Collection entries
>>>>

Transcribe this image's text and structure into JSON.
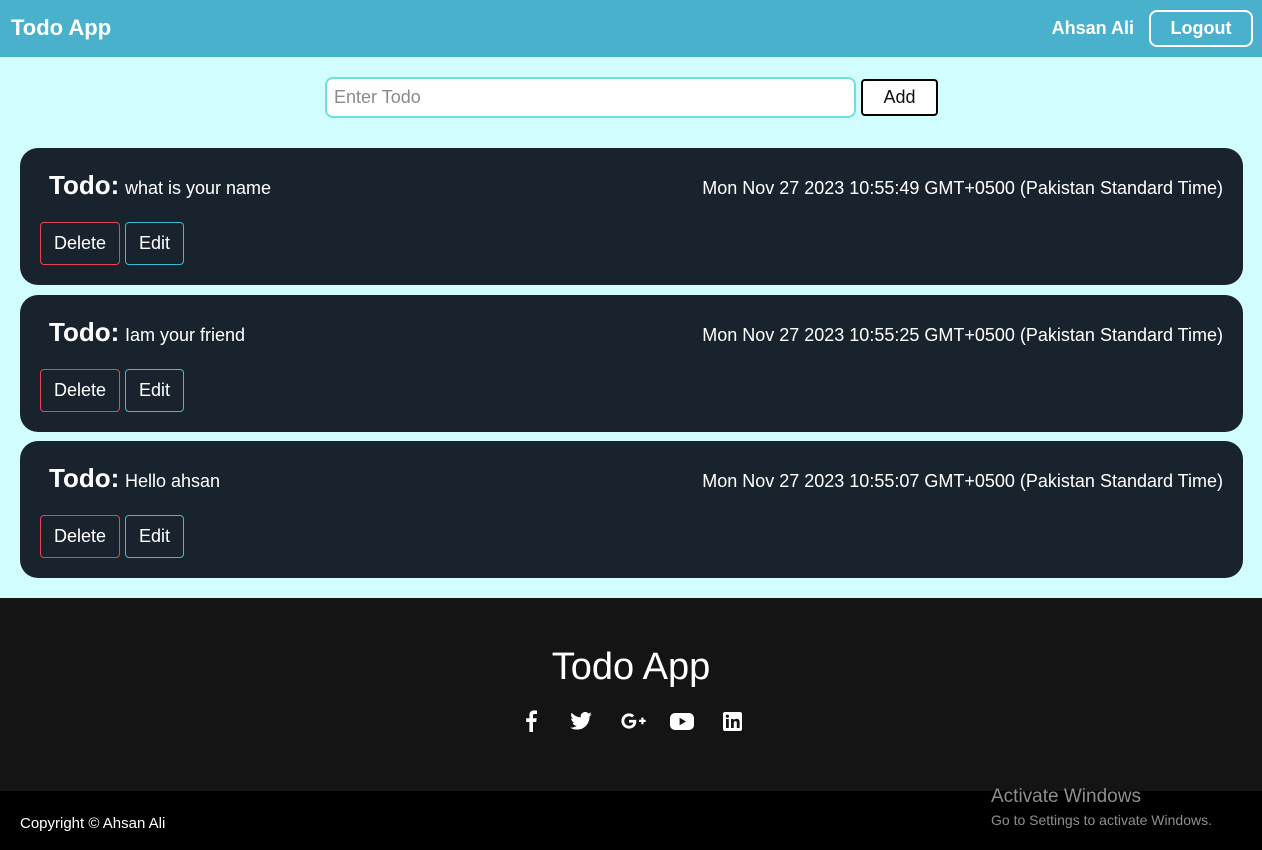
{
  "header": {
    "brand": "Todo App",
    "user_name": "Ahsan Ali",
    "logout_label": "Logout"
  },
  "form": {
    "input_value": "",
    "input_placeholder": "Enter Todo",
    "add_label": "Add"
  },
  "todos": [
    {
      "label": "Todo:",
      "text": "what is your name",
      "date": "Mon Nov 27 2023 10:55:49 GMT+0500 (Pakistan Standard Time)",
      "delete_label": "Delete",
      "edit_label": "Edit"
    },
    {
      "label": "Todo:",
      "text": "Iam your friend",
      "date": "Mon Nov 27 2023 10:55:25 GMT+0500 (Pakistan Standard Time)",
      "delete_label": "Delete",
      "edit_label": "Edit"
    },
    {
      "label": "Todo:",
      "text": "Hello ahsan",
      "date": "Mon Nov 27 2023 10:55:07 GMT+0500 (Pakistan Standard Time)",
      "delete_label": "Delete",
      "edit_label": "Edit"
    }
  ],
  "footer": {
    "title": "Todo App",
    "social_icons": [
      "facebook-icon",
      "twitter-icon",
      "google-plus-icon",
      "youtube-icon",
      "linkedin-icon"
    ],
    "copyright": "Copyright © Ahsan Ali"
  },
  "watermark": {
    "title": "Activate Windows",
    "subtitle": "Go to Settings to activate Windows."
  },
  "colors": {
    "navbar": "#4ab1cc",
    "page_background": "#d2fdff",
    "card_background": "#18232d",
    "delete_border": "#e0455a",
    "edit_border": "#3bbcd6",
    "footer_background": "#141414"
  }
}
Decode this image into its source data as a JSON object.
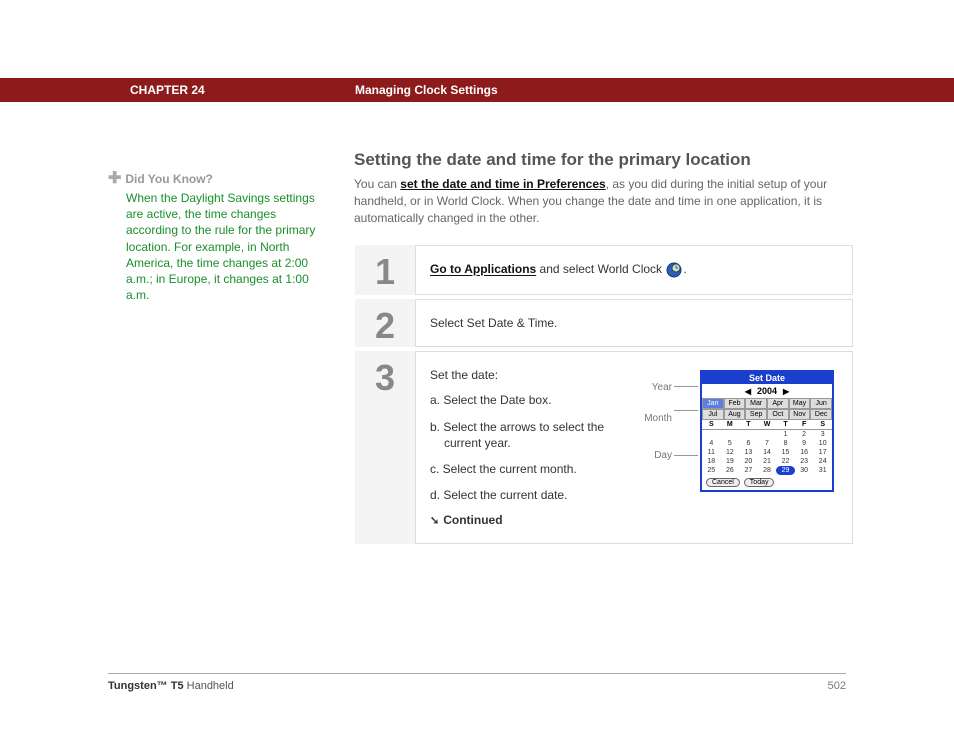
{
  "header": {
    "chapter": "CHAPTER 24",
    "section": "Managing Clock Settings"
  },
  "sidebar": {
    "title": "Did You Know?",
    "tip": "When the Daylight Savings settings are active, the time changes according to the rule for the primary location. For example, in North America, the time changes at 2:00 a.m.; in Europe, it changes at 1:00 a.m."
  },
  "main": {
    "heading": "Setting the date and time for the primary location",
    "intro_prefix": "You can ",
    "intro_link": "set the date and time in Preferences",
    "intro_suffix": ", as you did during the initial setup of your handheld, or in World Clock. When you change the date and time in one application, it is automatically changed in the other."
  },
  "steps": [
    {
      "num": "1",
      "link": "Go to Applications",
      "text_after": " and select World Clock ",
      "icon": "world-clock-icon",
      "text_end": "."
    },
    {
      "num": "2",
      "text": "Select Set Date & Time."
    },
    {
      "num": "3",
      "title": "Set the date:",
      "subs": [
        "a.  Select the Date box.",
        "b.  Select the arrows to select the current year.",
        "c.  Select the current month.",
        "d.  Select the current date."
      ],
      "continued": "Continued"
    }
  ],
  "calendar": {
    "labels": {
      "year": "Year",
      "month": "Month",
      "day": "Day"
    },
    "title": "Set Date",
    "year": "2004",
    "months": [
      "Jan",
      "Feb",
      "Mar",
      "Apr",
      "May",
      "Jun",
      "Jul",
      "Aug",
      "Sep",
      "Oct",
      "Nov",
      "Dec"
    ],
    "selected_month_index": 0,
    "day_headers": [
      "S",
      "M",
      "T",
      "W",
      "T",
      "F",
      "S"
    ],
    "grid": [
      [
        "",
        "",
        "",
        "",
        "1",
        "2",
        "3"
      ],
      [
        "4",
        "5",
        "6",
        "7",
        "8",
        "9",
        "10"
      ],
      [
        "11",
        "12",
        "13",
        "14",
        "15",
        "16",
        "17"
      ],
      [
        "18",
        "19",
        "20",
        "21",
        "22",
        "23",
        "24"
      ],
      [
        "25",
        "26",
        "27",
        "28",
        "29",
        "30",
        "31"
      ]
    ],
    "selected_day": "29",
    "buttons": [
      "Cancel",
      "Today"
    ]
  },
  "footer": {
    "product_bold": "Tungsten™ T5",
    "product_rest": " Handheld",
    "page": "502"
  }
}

<<<<

*WRITTEN REQUEST*: Write out the records above exactly as they appear, leaving out any pictures.

*RESULT OF THE TASK*:
Transcribe this image's text and structure into JSON.
{
  "header": {
    "brand": "Todo App",
    "user_name": "Ahsan Ali",
    "logout_label": "Logout"
  },
  "form": {
    "input_value": "",
    "input_placeholder": "Enter Todo",
    "add_label": "Add"
  },
  "todos": [
    {
      "label": "Todo:",
      "text": "what is your name",
      "date": "Mon Nov 27 2023 10:55:49 GMT+0500 (Pakistan Standard Time)",
      "delete_label": "Delete",
      "edit_label": "Edit"
    },
    {
      "label": "Todo:",
      "text": "Iam your friend",
      "date": "Mon Nov 27 2023 10:55:25 GMT+0500 (Pakistan Standard Time)",
      "delete_label": "Delete",
      "edit_label": "Edit"
    },
    {
      "label": "Todo:",
      "text": "Hello ahsan",
      "date": "Mon Nov 27 2023 10:55:07 GMT+0500 (Pakistan Standard Time)",
      "delete_label": "Delete",
      "edit_label": "Edit"
    }
  ],
  "footer": {
    "title": "Todo App",
    "social_icons": [
      "facebook-icon",
      "twitter-icon",
      "google-plus-icon",
      "youtube-icon",
      "linkedin-icon"
    ],
    "copyright": "Copyright © Ahsan Ali"
  },
  "watermark": {
    "title": "Activate Windows",
    "subtitle": "Go to Settings to activate Windows."
  },
  "colors": {
    "navbar": "#4ab1cc",
    "page_background": "#d2fdff",
    "card_background": "#18232d",
    "delete_border": "#e0455a",
    "edit_border": "#3bbcd6",
    "footer_background": "#141414"
  }
}
Decode this image into its source data as a JSON object.
{
  "header": {
    "chapter": "CHAPTER 24",
    "section": "Managing Clock Settings"
  },
  "sidebar": {
    "title": "Did You Know?",
    "tip": "When the Daylight Savings settings are active, the time changes according to the rule for the primary location. For example, in North America, the time changes at 2:00 a.m.; in Europe, it changes at 1:00 a.m."
  },
  "main": {
    "heading": "Setting the date and time for the primary location",
    "intro_prefix": "You can ",
    "intro_link": "set the date and time in Preferences",
    "intro_suffix": ", as you did during the initial setup of your handheld, or in World Clock. When you change the date and time in one application, it is automatically changed in the other."
  },
  "steps": [
    {
      "num": "1",
      "link": "Go to Applications",
      "text_after": " and select World Clock ",
      "icon": "world-clock-icon",
      "text_end": "."
    },
    {
      "num": "2",
      "text": "Select Set Date & Time."
    },
    {
      "num": "3",
      "title": "Set the date:",
      "subs": [
        "a.  Select the Date box.",
        "b.  Select the arrows to select the current year.",
        "c.  Select the current month.",
        "d.  Select the current date."
      ],
      "continued": "Continued"
    }
  ],
  "calendar": {
    "labels": {
      "year": "Year",
      "month": "Month",
      "day": "Day"
    },
    "title": "Set Date",
    "year": "2004",
    "months": [
      "Jan",
      "Feb",
      "Mar",
      "Apr",
      "May",
      "Jun",
      "Jul",
      "Aug",
      "Sep",
      "Oct",
      "Nov",
      "Dec"
    ],
    "selected_month_index": 0,
    "day_headers": [
      "S",
      "M",
      "T",
      "W",
      "T",
      "F",
      "S"
    ],
    "grid": [
      [
        "",
        "",
        "",
        "",
        "1",
        "2",
        "3"
      ],
      [
        "4",
        "5",
        "6",
        "7",
        "8",
        "9",
        "10"
      ],
      [
        "11",
        "12",
        "13",
        "14",
        "15",
        "16",
        "17"
      ],
      [
        "18",
        "19",
        "20",
        "21",
        "22",
        "23",
        "24"
      ],
      [
        "25",
        "26",
        "27",
        "28",
        "29",
        "30",
        "31"
      ]
    ],
    "selected_day": "29",
    "buttons": [
      "Cancel",
      "Today"
    ]
  },
  "footer": {
    "product_bold": "Tungsten™ T5",
    "product_rest": " Handheld",
    "page": "502"
  }
}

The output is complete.